Recorded data
----
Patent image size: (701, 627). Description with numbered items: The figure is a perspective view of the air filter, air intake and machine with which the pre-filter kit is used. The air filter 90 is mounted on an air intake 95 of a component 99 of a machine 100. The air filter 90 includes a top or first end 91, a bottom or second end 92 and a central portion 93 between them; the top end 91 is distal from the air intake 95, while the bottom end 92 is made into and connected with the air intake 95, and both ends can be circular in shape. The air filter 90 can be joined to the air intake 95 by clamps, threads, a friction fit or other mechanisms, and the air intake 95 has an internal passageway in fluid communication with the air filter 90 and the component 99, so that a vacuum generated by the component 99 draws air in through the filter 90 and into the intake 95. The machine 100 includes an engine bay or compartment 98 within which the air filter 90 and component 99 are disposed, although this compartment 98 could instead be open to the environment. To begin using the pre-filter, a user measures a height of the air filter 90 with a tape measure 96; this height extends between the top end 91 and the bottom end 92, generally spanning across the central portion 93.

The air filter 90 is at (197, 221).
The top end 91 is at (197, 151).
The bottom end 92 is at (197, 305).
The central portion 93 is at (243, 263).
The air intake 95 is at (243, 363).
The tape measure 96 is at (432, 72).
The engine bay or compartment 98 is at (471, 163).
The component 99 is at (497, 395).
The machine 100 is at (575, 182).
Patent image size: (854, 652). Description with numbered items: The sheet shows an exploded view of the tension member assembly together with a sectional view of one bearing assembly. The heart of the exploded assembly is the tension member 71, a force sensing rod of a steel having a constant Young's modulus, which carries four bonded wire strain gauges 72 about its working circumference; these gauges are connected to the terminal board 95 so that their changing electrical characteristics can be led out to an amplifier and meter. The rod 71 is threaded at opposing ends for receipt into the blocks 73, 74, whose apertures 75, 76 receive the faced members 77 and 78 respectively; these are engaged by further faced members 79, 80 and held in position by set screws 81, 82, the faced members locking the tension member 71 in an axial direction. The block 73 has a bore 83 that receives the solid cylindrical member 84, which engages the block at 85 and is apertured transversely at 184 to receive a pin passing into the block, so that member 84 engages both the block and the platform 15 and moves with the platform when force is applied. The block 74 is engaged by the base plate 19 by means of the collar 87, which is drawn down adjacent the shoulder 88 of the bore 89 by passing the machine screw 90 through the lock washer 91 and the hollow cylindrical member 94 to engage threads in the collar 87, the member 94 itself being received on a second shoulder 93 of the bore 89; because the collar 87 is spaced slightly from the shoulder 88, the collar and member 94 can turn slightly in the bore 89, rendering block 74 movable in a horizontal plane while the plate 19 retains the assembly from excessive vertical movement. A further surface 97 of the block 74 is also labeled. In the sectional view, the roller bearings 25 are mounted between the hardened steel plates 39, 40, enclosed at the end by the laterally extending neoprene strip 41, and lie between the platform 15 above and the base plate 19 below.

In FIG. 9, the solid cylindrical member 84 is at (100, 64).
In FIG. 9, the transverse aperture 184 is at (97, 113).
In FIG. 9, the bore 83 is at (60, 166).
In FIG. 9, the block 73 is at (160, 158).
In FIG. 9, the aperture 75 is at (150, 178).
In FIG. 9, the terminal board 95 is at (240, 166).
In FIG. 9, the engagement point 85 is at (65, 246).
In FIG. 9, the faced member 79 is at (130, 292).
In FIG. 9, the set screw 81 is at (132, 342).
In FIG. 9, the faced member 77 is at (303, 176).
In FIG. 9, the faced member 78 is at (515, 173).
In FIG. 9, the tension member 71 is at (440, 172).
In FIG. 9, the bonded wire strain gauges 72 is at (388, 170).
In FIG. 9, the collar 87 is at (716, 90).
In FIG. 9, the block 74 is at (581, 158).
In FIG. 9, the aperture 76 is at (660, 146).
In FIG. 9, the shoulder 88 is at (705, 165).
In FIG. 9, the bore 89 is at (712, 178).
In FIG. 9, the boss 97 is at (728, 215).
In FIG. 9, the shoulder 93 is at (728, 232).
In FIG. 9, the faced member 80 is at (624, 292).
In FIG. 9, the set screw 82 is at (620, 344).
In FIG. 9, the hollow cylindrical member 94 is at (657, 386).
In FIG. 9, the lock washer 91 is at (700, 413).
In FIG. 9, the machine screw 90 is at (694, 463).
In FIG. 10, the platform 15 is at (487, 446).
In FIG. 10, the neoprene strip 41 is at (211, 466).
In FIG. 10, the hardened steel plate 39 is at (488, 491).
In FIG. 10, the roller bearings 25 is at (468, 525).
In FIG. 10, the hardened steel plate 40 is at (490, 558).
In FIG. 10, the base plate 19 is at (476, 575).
----
Pull out each line of the listing above that contains the string "bottom".

> **Response**:
Patent image size: (701, 627). Description with numbered items: The figure is a perspective view of the air filter, air intake and machine with which the pre-filter kit is used. The air filter 90 is mounted on an air intake 95 of a component 99 of a machine 100. The air filter 90 includes a top or first end 91, a bottom or second end 92 and a central portion 93 between them; the top end 91 is distal from the air intake 95, while the bottom end 92 is made into and connected with the air intake 95, and both ends can be circular in shape. The air filter 90 can be joined to the air intake 95 by clamps, threads, a friction fit or other mechanisms, and the air intake 95 has an internal passageway in fluid communication with the air filter 90 and the component 99, so that a vacuum generated by the component 99 draws air in through the filter 90 and into the intake 95. The machine 100 includes an engine bay or compartment 98 within which the air filter 90 and component 99 are disposed, although this compartment 98 could instead be open to the environment. To begin using the pre-filter, a user measures a height of the air filter 90 with a tape measure 96; this height extends between the top end 91 and the bottom end 92, generally spanning across the central portion 93.
The bottom end 92 is at (197, 305).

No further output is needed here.